Records to use.

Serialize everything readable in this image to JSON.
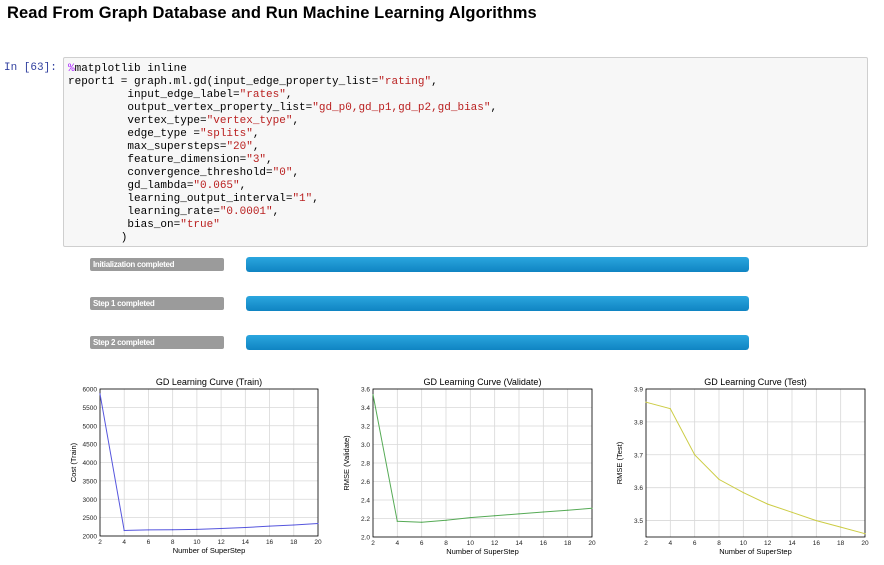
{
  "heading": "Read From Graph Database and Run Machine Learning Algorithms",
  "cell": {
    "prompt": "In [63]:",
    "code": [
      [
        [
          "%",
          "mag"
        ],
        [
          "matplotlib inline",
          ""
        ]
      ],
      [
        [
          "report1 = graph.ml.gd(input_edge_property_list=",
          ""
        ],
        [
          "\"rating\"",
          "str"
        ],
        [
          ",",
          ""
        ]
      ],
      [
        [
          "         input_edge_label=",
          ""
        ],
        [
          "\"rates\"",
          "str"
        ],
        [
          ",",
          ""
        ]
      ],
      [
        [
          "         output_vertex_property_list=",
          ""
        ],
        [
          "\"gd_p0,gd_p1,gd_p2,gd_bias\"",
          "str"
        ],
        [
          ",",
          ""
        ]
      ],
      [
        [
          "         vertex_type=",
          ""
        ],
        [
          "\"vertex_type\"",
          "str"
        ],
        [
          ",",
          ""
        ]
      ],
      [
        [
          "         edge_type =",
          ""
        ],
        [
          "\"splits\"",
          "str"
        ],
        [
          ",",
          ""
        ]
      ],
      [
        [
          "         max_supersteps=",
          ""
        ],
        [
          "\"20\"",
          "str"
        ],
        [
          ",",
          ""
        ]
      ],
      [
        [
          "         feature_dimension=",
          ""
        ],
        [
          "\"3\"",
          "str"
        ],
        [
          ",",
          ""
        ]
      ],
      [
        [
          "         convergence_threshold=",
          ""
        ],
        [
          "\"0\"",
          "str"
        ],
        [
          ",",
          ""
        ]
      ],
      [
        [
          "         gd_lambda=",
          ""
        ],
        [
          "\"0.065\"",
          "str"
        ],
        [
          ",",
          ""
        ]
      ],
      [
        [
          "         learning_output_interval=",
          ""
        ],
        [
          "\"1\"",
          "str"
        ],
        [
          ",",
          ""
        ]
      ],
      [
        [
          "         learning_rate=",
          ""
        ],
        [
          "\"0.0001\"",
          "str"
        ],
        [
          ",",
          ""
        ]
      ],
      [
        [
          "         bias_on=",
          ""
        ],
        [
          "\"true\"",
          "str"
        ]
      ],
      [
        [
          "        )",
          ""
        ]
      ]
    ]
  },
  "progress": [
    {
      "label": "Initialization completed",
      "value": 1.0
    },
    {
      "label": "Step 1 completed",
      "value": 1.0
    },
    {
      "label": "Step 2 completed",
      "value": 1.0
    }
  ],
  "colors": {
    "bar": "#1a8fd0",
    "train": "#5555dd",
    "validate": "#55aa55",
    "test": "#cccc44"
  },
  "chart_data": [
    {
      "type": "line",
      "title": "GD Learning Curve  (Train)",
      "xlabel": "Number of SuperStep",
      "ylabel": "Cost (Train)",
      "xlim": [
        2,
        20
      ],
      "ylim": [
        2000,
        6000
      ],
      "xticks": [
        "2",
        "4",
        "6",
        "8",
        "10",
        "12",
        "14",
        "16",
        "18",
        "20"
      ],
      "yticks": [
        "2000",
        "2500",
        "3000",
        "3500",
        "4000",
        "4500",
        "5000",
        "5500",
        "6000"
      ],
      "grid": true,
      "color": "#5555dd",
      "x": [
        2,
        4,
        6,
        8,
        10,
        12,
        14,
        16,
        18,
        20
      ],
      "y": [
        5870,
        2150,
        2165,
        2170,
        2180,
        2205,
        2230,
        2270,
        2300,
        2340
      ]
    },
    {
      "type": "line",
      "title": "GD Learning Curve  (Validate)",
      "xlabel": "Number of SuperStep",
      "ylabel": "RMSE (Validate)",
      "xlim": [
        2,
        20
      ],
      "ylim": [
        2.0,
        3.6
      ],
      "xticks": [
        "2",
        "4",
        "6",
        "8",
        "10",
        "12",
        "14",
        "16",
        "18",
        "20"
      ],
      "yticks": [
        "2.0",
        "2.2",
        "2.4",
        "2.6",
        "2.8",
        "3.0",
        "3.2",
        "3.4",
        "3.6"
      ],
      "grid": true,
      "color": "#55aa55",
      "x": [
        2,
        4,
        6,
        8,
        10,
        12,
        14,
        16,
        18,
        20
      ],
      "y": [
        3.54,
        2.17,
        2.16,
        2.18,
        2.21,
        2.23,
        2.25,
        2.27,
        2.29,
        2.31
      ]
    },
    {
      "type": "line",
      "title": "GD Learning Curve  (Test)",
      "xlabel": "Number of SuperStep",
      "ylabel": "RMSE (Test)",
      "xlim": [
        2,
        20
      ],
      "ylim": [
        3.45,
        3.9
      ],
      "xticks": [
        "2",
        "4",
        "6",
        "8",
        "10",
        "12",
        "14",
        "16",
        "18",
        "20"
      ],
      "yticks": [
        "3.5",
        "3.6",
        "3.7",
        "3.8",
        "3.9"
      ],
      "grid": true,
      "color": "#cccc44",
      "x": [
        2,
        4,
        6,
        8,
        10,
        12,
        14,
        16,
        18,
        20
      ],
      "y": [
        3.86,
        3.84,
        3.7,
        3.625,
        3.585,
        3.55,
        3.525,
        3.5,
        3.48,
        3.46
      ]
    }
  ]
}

Work to be completed. Repeat the data exactly, excluding the pictures.

Solution below.
Serialize everything readable in this image to JSON.
{
  "heading": "Read From Graph Database and Run Machine Learning Algorithms",
  "cell": {
    "prompt": "In [63]:",
    "code": [
      [
        [
          "%",
          "mag"
        ],
        [
          "matplotlib inline",
          ""
        ]
      ],
      [
        [
          "report1 = graph.ml.gd(input_edge_property_list=",
          ""
        ],
        [
          "\"rating\"",
          "str"
        ],
        [
          ",",
          ""
        ]
      ],
      [
        [
          "         input_edge_label=",
          ""
        ],
        [
          "\"rates\"",
          "str"
        ],
        [
          ",",
          ""
        ]
      ],
      [
        [
          "         output_vertex_property_list=",
          ""
        ],
        [
          "\"gd_p0,gd_p1,gd_p2,gd_bias\"",
          "str"
        ],
        [
          ",",
          ""
        ]
      ],
      [
        [
          "         vertex_type=",
          ""
        ],
        [
          "\"vertex_type\"",
          "str"
        ],
        [
          ",",
          ""
        ]
      ],
      [
        [
          "         edge_type =",
          ""
        ],
        [
          "\"splits\"",
          "str"
        ],
        [
          ",",
          ""
        ]
      ],
      [
        [
          "         max_supersteps=",
          ""
        ],
        [
          "\"20\"",
          "str"
        ],
        [
          ",",
          ""
        ]
      ],
      [
        [
          "         feature_dimension=",
          ""
        ],
        [
          "\"3\"",
          "str"
        ],
        [
          ",",
          ""
        ]
      ],
      [
        [
          "         convergence_threshold=",
          ""
        ],
        [
          "\"0\"",
          "str"
        ],
        [
          ",",
          ""
        ]
      ],
      [
        [
          "         gd_lambda=",
          ""
        ],
        [
          "\"0.065\"",
          "str"
        ],
        [
          ",",
          ""
        ]
      ],
      [
        [
          "         learning_output_interval=",
          ""
        ],
        [
          "\"1\"",
          "str"
        ],
        [
          ",",
          ""
        ]
      ],
      [
        [
          "         learning_rate=",
          ""
        ],
        [
          "\"0.0001\"",
          "str"
        ],
        [
          ",",
          ""
        ]
      ],
      [
        [
          "         bias_on=",
          ""
        ],
        [
          "\"true\"",
          "str"
        ]
      ],
      [
        [
          "        )",
          ""
        ]
      ]
    ]
  },
  "progress": [
    {
      "label": "Initialization completed",
      "value": 1.0
    },
    {
      "label": "Step 1 completed",
      "value": 1.0
    },
    {
      "label": "Step 2 completed",
      "value": 1.0
    }
  ],
  "colors": {
    "bar": "#1a8fd0",
    "train": "#5555dd",
    "validate": "#55aa55",
    "test": "#cccc44"
  },
  "chart_data": [
    {
      "type": "line",
      "title": "GD Learning Curve  (Train)",
      "xlabel": "Number of SuperStep",
      "ylabel": "Cost (Train)",
      "xlim": [
        2,
        20
      ],
      "ylim": [
        2000,
        6000
      ],
      "xticks": [
        "2",
        "4",
        "6",
        "8",
        "10",
        "12",
        "14",
        "16",
        "18",
        "20"
      ],
      "yticks": [
        "2000",
        "2500",
        "3000",
        "3500",
        "4000",
        "4500",
        "5000",
        "5500",
        "6000"
      ],
      "grid": true,
      "color": "#5555dd",
      "x": [
        2,
        4,
        6,
        8,
        10,
        12,
        14,
        16,
        18,
        20
      ],
      "y": [
        5870,
        2150,
        2165,
        2170,
        2180,
        2205,
        2230,
        2270,
        2300,
        2340
      ]
    },
    {
      "type": "line",
      "title": "GD Learning Curve  (Validate)",
      "xlabel": "Number of SuperStep",
      "ylabel": "RMSE (Validate)",
      "xlim": [
        2,
        20
      ],
      "ylim": [
        2.0,
        3.6
      ],
      "xticks": [
        "2",
        "4",
        "6",
        "8",
        "10",
        "12",
        "14",
        "16",
        "18",
        "20"
      ],
      "yticks": [
        "2.0",
        "2.2",
        "2.4",
        "2.6",
        "2.8",
        "3.0",
        "3.2",
        "3.4",
        "3.6"
      ],
      "grid": true,
      "color": "#55aa55",
      "x": [
        2,
        4,
        6,
        8,
        10,
        12,
        14,
        16,
        18,
        20
      ],
      "y": [
        3.54,
        2.17,
        2.16,
        2.18,
        2.21,
        2.23,
        2.25,
        2.27,
        2.29,
        2.31
      ]
    },
    {
      "type": "line",
      "title": "GD Learning Curve  (Test)",
      "xlabel": "Number of SuperStep",
      "ylabel": "RMSE (Test)",
      "xlim": [
        2,
        20
      ],
      "ylim": [
        3.45,
        3.9
      ],
      "xticks": [
        "2",
        "4",
        "6",
        "8",
        "10",
        "12",
        "14",
        "16",
        "18",
        "20"
      ],
      "yticks": [
        "3.5",
        "3.6",
        "3.7",
        "3.8",
        "3.9"
      ],
      "grid": true,
      "color": "#cccc44",
      "x": [
        2,
        4,
        6,
        8,
        10,
        12,
        14,
        16,
        18,
        20
      ],
      "y": [
        3.86,
        3.84,
        3.7,
        3.625,
        3.585,
        3.55,
        3.525,
        3.5,
        3.48,
        3.46
      ]
    }
  ]
}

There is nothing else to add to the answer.